- [DIRECTIONS]: An identical copy of all the entries is the required result.

- [SUPPLIED MATERIAL]:
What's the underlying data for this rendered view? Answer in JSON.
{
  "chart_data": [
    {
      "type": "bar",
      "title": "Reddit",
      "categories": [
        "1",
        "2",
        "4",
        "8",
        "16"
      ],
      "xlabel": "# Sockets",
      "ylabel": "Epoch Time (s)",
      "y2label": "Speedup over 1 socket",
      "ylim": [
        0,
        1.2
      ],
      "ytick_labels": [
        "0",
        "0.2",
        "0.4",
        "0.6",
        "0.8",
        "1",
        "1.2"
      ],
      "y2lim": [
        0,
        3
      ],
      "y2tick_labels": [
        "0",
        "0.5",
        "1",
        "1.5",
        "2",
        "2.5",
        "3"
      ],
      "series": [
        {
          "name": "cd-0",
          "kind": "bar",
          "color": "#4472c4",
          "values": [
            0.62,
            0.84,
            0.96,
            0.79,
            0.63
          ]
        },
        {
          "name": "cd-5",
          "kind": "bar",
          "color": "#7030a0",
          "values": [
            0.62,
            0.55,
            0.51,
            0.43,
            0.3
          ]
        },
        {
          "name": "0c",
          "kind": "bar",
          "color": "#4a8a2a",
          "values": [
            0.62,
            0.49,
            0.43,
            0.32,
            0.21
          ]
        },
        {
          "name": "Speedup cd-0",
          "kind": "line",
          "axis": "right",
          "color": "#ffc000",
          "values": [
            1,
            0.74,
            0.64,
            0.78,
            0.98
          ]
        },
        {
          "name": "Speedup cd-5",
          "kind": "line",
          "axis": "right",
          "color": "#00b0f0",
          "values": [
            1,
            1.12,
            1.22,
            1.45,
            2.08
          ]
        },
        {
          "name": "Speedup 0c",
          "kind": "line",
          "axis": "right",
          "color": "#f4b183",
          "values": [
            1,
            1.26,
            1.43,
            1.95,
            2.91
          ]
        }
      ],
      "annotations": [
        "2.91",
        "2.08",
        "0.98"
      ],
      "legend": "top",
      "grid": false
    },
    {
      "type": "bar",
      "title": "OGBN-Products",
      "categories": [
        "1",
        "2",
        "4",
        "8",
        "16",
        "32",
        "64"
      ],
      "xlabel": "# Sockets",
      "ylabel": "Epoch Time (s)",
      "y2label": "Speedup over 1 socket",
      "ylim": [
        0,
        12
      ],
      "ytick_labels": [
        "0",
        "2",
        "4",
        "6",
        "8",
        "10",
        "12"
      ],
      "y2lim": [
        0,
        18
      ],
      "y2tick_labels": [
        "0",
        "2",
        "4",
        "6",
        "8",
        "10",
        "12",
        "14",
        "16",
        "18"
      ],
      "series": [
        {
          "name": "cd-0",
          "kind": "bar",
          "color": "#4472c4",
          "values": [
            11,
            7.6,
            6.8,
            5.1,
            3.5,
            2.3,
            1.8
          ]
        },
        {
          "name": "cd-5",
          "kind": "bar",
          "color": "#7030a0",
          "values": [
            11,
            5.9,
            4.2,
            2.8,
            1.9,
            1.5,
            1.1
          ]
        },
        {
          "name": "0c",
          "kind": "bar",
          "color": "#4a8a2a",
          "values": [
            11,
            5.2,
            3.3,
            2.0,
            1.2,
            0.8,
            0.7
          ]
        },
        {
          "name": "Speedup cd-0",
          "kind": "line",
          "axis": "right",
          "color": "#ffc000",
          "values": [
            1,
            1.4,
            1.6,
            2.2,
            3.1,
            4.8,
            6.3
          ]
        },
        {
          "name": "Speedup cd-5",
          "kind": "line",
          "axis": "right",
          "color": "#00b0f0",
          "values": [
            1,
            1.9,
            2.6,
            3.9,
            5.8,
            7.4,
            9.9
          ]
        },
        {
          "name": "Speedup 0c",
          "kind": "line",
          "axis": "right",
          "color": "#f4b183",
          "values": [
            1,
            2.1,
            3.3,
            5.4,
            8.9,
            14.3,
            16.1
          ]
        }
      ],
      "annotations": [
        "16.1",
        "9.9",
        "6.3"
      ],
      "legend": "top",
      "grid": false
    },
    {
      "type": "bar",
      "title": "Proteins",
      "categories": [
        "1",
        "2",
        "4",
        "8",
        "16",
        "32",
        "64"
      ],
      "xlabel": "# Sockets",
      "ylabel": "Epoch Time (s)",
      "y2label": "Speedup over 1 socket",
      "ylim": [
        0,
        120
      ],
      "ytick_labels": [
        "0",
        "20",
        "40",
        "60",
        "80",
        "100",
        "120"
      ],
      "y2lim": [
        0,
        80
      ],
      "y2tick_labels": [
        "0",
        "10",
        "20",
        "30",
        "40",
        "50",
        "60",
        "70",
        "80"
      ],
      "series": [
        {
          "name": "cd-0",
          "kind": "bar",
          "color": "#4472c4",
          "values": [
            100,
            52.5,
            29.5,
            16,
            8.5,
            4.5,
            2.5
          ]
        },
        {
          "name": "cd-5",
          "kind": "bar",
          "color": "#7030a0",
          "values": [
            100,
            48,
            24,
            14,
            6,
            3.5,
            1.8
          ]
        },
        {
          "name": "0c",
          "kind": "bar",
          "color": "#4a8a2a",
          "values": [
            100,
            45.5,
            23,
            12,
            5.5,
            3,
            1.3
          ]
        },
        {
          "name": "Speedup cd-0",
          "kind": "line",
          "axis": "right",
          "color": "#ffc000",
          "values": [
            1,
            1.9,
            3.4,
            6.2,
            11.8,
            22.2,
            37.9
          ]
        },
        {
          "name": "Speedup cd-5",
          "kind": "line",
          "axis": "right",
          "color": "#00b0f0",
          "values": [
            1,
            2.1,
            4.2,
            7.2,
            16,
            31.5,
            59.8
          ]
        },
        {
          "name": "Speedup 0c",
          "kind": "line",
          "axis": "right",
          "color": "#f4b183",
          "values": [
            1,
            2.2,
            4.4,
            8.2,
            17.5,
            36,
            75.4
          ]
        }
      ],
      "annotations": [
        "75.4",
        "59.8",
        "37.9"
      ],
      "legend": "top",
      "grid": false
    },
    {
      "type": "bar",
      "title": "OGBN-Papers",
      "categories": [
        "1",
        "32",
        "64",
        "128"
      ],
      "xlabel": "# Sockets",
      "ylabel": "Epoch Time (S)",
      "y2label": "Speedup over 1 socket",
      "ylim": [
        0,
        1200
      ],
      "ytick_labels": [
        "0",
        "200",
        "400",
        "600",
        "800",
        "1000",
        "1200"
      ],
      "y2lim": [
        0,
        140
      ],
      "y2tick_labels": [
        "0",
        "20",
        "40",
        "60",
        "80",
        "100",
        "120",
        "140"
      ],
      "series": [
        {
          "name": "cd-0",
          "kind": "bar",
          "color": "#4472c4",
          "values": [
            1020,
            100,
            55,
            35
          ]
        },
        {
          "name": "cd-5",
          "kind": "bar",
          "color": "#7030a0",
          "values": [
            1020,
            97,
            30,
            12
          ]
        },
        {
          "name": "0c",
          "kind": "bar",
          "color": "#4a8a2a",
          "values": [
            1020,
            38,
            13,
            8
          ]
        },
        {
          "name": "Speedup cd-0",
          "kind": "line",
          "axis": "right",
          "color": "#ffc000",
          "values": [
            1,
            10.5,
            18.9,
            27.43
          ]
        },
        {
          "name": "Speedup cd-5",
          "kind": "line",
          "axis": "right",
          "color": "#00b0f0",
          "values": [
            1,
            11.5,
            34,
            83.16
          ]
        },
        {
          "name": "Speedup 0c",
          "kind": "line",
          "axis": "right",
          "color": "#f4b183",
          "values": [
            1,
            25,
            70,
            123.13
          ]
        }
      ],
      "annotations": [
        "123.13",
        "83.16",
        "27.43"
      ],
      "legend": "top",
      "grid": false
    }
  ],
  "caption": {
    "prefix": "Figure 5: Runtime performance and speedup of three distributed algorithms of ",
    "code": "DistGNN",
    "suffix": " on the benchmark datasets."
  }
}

- [SOLUTION]:
What's the underlying data for this rendered view? Answer in JSON.
{
  "chart_data": [
    {
      "type": "bar",
      "title": "Reddit",
      "categories": [
        "1",
        "2",
        "4",
        "8",
        "16"
      ],
      "xlabel": "# Sockets",
      "ylabel": "Epoch Time (s)",
      "y2label": "Speedup over 1 socket",
      "ylim": [
        0,
        1.2
      ],
      "ytick_labels": [
        "0",
        "0.2",
        "0.4",
        "0.6",
        "0.8",
        "1",
        "1.2"
      ],
      "y2lim": [
        0,
        3
      ],
      "y2tick_labels": [
        "0",
        "0.5",
        "1",
        "1.5",
        "2",
        "2.5",
        "3"
      ],
      "series": [
        {
          "name": "cd-0",
          "kind": "bar",
          "color": "#4472c4",
          "values": [
            0.62,
            0.84,
            0.96,
            0.79,
            0.63
          ]
        },
        {
          "name": "cd-5",
          "kind": "bar",
          "color": "#7030a0",
          "values": [
            0.62,
            0.55,
            0.51,
            0.43,
            0.3
          ]
        },
        {
          "name": "0c",
          "kind": "bar",
          "color": "#4a8a2a",
          "values": [
            0.62,
            0.49,
            0.43,
            0.32,
            0.21
          ]
        },
        {
          "name": "Speedup cd-0",
          "kind": "line",
          "axis": "right",
          "color": "#ffc000",
          "values": [
            1,
            0.74,
            0.64,
            0.78,
            0.98
          ]
        },
        {
          "name": "Speedup cd-5",
          "kind": "line",
          "axis": "right",
          "color": "#00b0f0",
          "values": [
            1,
            1.12,
            1.22,
            1.45,
            2.08
          ]
        },
        {
          "name": "Speedup 0c",
          "kind": "line",
          "axis": "right",
          "color": "#f4b183",
          "values": [
            1,
            1.26,
            1.43,
            1.95,
            2.91
          ]
        }
      ],
      "annotations": [
        "2.91",
        "2.08",
        "0.98"
      ],
      "legend": "top",
      "grid": false
    },
    {
      "type": "bar",
      "title": "OGBN-Products",
      "categories": [
        "1",
        "2",
        "4",
        "8",
        "16",
        "32",
        "64"
      ],
      "xlabel": "# Sockets",
      "ylabel": "Epoch Time (s)",
      "y2label": "Speedup over 1 socket",
      "ylim": [
        0,
        12
      ],
      "ytick_labels": [
        "0",
        "2",
        "4",
        "6",
        "8",
        "10",
        "12"
      ],
      "y2lim": [
        0,
        18
      ],
      "y2tick_labels": [
        "0",
        "2",
        "4",
        "6",
        "8",
        "10",
        "12",
        "14",
        "16",
        "18"
      ],
      "series": [
        {
          "name": "cd-0",
          "kind": "bar",
          "color": "#4472c4",
          "values": [
            11,
            7.6,
            6.8,
            5.1,
            3.5,
            2.3,
            1.8
          ]
        },
        {
          "name": "cd-5",
          "kind": "bar",
          "color": "#7030a0",
          "values": [
            11,
            5.9,
            4.2,
            2.8,
            1.9,
            1.5,
            1.1
          ]
        },
        {
          "name": "0c",
          "kind": "bar",
          "color": "#4a8a2a",
          "values": [
            11,
            5.2,
            3.3,
            2.0,
            1.2,
            0.8,
            0.7
          ]
        },
        {
          "name": "Speedup cd-0",
          "kind": "line",
          "axis": "right",
          "color": "#ffc000",
          "values": [
            1,
            1.4,
            1.6,
            2.2,
            3.1,
            4.8,
            6.3
          ]
        },
        {
          "name": "Speedup cd-5",
          "kind": "line",
          "axis": "right",
          "color": "#00b0f0",
          "values": [
            1,
            1.9,
            2.6,
            3.9,
            5.8,
            7.4,
            9.9
          ]
        },
        {
          "name": "Speedup 0c",
          "kind": "line",
          "axis": "right",
          "color": "#f4b183",
          "values": [
            1,
            2.1,
            3.3,
            5.4,
            8.9,
            14.3,
            16.1
          ]
        }
      ],
      "annotations": [
        "16.1",
        "9.9",
        "6.3"
      ],
      "legend": "top",
      "grid": false
    },
    {
      "type": "bar",
      "title": "Proteins",
      "categories": [
        "1",
        "2",
        "4",
        "8",
        "16",
        "32",
        "64"
      ],
      "xlabel": "# Sockets",
      "ylabel": "Epoch Time (s)",
      "y2label": "Speedup over 1 socket",
      "ylim": [
        0,
        120
      ],
      "ytick_labels": [
        "0",
        "20",
        "40",
        "60",
        "80",
        "100",
        "120"
      ],
      "y2lim": [
        0,
        80
      ],
      "y2tick_labels": [
        "0",
        "10",
        "20",
        "30",
        "40",
        "50",
        "60",
        "70",
        "80"
      ],
      "series": [
        {
          "name": "cd-0",
          "kind": "bar",
          "color": "#4472c4",
          "values": [
            100,
            52.5,
            29.5,
            16,
            8.5,
            4.5,
            2.5
          ]
        },
        {
          "name": "cd-5",
          "kind": "bar",
          "color": "#7030a0",
          "values": [
            100,
            48,
            24,
            14,
            6,
            3.5,
            1.8
          ]
        },
        {
          "name": "0c",
          "kind": "bar",
          "color": "#4a8a2a",
          "values": [
            100,
            45.5,
            23,
            12,
            5.5,
            3,
            1.3
          ]
        },
        {
          "name": "Speedup cd-0",
          "kind": "line",
          "axis": "right",
          "color": "#ffc000",
          "values": [
            1,
            1.9,
            3.4,
            6.2,
            11.8,
            22.2,
            37.9
          ]
        },
        {
          "name": "Speedup cd-5",
          "kind": "line",
          "axis": "right",
          "color": "#00b0f0",
          "values": [
            1,
            2.1,
            4.2,
            7.2,
            16,
            31.5,
            59.8
          ]
        },
        {
          "name": "Speedup 0c",
          "kind": "line",
          "axis": "right",
          "color": "#f4b183",
          "values": [
            1,
            2.2,
            4.4,
            8.2,
            17.5,
            36,
            75.4
          ]
        }
      ],
      "annotations": [
        "75.4",
        "59.8",
        "37.9"
      ],
      "legend": "top",
      "grid": false
    },
    {
      "type": "bar",
      "title": "OGBN-Papers",
      "categories": [
        "1",
        "32",
        "64",
        "128"
      ],
      "xlabel": "# Sockets",
      "ylabel": "Epoch Time (S)",
      "y2label": "Speedup over 1 socket",
      "ylim": [
        0,
        1200
      ],
      "ytick_labels": [
        "0",
        "200",
        "400",
        "600",
        "800",
        "1000",
        "1200"
      ],
      "y2lim": [
        0,
        140
      ],
      "y2tick_labels": [
        "0",
        "20",
        "40",
        "60",
        "80",
        "100",
        "120",
        "140"
      ],
      "series": [
        {
          "name": "cd-0",
          "kind": "bar",
          "color": "#4472c4",
          "values": [
            1020,
            100,
            55,
            35
          ]
        },
        {
          "name": "cd-5",
          "kind": "bar",
          "color": "#7030a0",
          "values": [
            1020,
            97,
            30,
            12
          ]
        },
        {
          "name": "0c",
          "kind": "bar",
          "color": "#4a8a2a",
          "values": [
            1020,
            38,
            13,
            8
          ]
        },
        {
          "name": "Speedup cd-0",
          "kind": "line",
          "axis": "right",
          "color": "#ffc000",
          "values": [
            1,
            10.5,
            18.9,
            27.43
          ]
        },
        {
          "name": "Speedup cd-5",
          "kind": "line",
          "axis": "right",
          "color": "#00b0f0",
          "values": [
            1,
            11.5,
            34,
            83.16
          ]
        },
        {
          "name": "Speedup 0c",
          "kind": "line",
          "axis": "right",
          "color": "#f4b183",
          "values": [
            1,
            25,
            70,
            123.13
          ]
        }
      ],
      "annotations": [
        "123.13",
        "83.16",
        "27.43"
      ],
      "legend": "top",
      "grid": false
    }
  ],
  "caption": {
    "prefix": "Figure 5: Runtime performance and speedup of three distributed algorithms of ",
    "code": "DistGNN",
    "suffix": " on the benchmark datasets."
  }
}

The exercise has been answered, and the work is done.